### WHAT IS REQUIRED
Will you print the material below without altering a single character?

### Data listing

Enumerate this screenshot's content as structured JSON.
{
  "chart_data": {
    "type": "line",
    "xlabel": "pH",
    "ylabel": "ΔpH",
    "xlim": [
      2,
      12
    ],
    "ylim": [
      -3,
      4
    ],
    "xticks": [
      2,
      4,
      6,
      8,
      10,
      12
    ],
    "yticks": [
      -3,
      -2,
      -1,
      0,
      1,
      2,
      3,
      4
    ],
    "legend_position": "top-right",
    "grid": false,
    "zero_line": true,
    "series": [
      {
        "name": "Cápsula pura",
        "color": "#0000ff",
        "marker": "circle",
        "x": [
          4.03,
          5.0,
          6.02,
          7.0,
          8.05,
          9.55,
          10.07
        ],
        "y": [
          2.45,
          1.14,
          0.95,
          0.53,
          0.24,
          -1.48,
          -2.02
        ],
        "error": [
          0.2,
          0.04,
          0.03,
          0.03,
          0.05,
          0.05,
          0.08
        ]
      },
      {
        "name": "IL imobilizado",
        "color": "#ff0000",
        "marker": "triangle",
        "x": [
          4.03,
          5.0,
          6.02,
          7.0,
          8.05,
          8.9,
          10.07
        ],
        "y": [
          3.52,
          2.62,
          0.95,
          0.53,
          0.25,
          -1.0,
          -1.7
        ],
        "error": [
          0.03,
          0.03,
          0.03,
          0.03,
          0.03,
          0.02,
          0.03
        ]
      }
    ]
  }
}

### THE RESULT
Enumerate this screenshot's content as structured JSON.
{
  "chart_data": {
    "type": "line",
    "xlabel": "pH",
    "ylabel": "ΔpH",
    "xlim": [
      2,
      12
    ],
    "ylim": [
      -3,
      4
    ],
    "xticks": [
      2,
      4,
      6,
      8,
      10,
      12
    ],
    "yticks": [
      -3,
      -2,
      -1,
      0,
      1,
      2,
      3,
      4
    ],
    "legend_position": "top-right",
    "grid": false,
    "zero_line": true,
    "series": [
      {
        "name": "Cápsula pura",
        "color": "#0000ff",
        "marker": "circle",
        "x": [
          4.03,
          5.0,
          6.02,
          7.0,
          8.05,
          9.55,
          10.07
        ],
        "y": [
          2.45,
          1.14,
          0.95,
          0.53,
          0.24,
          -1.48,
          -2.02
        ],
        "error": [
          0.2,
          0.04,
          0.03,
          0.03,
          0.05,
          0.05,
          0.08
        ]
      },
      {
        "name": "IL imobilizado",
        "color": "#ff0000",
        "marker": "triangle",
        "x": [
          4.03,
          5.0,
          6.02,
          7.0,
          8.05,
          8.9,
          10.07
        ],
        "y": [
          3.52,
          2.62,
          0.95,
          0.53,
          0.25,
          -1.0,
          -1.7
        ],
        "error": [
          0.03,
          0.03,
          0.03,
          0.03,
          0.03,
          0.02,
          0.03
        ]
      }
    ]
  }
}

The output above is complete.